TASK DETAILS>
Check every line of the entries for "квалификации", and copy the lines that hold it.

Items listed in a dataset
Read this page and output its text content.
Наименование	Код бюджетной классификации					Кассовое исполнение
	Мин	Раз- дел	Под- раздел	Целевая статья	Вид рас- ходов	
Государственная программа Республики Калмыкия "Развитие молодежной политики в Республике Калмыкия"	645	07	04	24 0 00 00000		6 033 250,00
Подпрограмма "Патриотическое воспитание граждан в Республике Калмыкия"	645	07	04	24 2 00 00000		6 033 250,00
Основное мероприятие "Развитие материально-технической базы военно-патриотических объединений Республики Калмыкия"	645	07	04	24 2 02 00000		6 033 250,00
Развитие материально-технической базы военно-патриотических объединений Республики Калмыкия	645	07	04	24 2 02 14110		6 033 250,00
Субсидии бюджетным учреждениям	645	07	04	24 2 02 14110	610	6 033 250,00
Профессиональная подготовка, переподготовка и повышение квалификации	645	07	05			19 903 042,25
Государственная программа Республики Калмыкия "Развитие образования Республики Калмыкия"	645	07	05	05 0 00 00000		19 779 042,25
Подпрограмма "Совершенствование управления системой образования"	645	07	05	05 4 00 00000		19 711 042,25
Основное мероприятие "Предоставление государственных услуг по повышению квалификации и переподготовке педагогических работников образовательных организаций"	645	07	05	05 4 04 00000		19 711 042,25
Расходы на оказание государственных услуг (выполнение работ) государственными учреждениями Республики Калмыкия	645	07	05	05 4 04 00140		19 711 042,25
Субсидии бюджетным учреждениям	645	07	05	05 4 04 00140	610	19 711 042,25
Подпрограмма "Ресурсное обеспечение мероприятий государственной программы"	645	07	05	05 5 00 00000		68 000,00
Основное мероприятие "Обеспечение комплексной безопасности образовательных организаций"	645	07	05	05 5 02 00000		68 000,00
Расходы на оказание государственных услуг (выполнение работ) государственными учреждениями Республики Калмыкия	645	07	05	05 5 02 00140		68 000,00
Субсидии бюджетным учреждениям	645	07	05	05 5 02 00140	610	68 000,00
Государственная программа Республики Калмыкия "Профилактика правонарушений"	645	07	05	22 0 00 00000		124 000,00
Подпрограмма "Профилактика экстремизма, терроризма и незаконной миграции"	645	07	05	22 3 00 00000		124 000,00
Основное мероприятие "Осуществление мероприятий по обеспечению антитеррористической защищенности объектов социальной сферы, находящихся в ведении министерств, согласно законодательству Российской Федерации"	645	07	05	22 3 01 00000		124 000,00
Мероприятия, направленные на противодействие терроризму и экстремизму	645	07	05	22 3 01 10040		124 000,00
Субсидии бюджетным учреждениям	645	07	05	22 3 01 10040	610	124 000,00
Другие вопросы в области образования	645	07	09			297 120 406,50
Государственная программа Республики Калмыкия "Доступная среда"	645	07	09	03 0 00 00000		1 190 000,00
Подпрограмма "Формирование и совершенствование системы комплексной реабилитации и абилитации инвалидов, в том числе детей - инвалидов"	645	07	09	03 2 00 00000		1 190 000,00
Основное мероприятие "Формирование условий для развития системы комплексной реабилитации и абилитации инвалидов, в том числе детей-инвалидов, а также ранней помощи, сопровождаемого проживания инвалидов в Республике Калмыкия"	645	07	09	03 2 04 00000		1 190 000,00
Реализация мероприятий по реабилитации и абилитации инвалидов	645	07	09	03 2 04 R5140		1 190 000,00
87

RESPONSE TO THE EXERCISE>
Профессиональная подготовка, переподготовка и повышение квалификации	645	07	05			19 903 042,25
Основное мероприятие "Предоставление государственных услуг по повышению квалификации и переподготовке педагогических работников образовательных организаций"	645	07	05	05 4 04 00000		19 711 042,25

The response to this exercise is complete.